### Exercise brief
Identify all lines in the data containing the string "that". Copy them out.

### Source records
►
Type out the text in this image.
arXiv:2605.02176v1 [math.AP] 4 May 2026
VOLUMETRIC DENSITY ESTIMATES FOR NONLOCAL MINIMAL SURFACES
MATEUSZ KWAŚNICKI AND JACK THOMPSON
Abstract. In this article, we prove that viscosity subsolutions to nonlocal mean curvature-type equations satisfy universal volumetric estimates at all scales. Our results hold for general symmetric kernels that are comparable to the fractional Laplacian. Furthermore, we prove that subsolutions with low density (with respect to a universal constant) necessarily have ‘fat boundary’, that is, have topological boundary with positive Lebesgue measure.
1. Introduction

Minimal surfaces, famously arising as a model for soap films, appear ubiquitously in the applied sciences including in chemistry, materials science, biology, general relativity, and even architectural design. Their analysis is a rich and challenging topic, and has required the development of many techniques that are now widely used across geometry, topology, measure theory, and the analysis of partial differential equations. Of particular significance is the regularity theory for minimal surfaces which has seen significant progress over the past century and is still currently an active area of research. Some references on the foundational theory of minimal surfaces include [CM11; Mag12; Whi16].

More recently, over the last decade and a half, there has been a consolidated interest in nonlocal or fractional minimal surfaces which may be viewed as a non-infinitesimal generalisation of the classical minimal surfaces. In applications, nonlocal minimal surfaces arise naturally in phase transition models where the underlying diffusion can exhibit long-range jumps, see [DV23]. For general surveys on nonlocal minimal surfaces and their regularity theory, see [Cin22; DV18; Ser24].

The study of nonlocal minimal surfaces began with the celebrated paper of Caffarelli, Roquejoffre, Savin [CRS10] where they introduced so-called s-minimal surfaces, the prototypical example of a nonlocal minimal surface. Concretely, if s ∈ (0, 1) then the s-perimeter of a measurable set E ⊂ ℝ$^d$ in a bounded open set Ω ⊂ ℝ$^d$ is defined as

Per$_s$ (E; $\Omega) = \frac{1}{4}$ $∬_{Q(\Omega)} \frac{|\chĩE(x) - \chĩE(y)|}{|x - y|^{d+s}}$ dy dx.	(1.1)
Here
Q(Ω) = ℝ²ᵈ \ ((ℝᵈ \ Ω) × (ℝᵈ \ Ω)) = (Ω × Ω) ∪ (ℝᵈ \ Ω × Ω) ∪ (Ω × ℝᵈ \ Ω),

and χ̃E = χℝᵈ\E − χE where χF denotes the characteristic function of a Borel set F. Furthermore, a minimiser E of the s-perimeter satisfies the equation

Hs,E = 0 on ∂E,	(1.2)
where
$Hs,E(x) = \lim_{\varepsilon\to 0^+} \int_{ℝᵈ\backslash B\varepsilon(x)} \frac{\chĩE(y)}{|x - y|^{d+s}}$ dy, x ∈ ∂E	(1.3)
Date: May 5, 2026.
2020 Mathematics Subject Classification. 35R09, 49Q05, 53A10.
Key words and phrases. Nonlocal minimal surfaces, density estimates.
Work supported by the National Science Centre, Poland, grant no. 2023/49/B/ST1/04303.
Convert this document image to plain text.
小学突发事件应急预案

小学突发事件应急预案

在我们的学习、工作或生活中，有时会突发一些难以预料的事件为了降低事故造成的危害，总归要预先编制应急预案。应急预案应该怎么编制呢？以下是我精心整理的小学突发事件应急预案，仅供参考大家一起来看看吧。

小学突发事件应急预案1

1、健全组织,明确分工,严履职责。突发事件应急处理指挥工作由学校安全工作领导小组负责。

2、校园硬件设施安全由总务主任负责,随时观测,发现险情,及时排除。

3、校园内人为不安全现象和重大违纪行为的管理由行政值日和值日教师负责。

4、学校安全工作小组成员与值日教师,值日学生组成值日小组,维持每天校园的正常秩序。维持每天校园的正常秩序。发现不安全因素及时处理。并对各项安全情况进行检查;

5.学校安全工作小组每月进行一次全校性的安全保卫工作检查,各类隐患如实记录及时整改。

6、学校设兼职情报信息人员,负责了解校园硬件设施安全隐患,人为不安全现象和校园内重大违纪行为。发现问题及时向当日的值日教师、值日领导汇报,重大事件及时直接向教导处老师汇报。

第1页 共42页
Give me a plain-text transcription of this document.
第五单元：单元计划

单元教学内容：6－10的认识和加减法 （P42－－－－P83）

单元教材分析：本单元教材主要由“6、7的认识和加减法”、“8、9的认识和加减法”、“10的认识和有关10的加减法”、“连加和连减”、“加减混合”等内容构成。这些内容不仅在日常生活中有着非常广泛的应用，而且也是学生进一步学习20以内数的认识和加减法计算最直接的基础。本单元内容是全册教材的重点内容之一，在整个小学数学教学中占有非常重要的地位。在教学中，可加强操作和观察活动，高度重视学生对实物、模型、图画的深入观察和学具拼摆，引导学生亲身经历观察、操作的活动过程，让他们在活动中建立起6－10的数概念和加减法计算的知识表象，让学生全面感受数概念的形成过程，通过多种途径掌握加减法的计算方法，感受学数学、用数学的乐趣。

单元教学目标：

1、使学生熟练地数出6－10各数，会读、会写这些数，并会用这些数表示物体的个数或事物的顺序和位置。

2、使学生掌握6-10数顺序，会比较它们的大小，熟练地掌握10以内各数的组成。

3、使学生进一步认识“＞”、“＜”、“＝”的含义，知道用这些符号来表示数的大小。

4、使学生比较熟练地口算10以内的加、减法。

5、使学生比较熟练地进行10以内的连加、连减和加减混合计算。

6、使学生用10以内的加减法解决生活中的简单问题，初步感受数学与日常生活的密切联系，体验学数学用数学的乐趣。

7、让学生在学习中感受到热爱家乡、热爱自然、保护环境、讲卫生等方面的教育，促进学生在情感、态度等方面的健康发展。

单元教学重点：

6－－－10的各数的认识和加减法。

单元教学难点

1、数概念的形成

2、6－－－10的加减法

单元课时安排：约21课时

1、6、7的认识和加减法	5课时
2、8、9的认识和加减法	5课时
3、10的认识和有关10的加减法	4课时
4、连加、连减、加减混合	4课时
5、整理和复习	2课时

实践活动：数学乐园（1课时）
◄
### Finished task
Abstract. In this article, we prove that viscosity subsolutions to nonlocal mean curvature-type equations satisfy universal volumetric estimates at all scales. Our results hold for general symmetric kernels that are comparable to the fractional Laplacian. Furthermore, we prove that subsolutions with low density (with respect to a universal constant) necessarily have ‘fat boundary’, that is, have topological boundary with positive Lebesgue measure.
Minimal surfaces, famously arising as a model for soap films, appear ubiquitously in the applied sciences including in chemistry, materials science, biology, general relativity, and even architectural design. Their analysis is a rich and challenging topic, and has required the development of many techniques that are now widely used across geometry, topology, measure theory, and the analysis of partial differential equations. Of particular significance is the regularity theory for minimal surfaces which has seen significant progress over the past century and is still currently an active area of research. Some references on the foundational theory of minimal surfaces include [CM11; Mag12; Whi16].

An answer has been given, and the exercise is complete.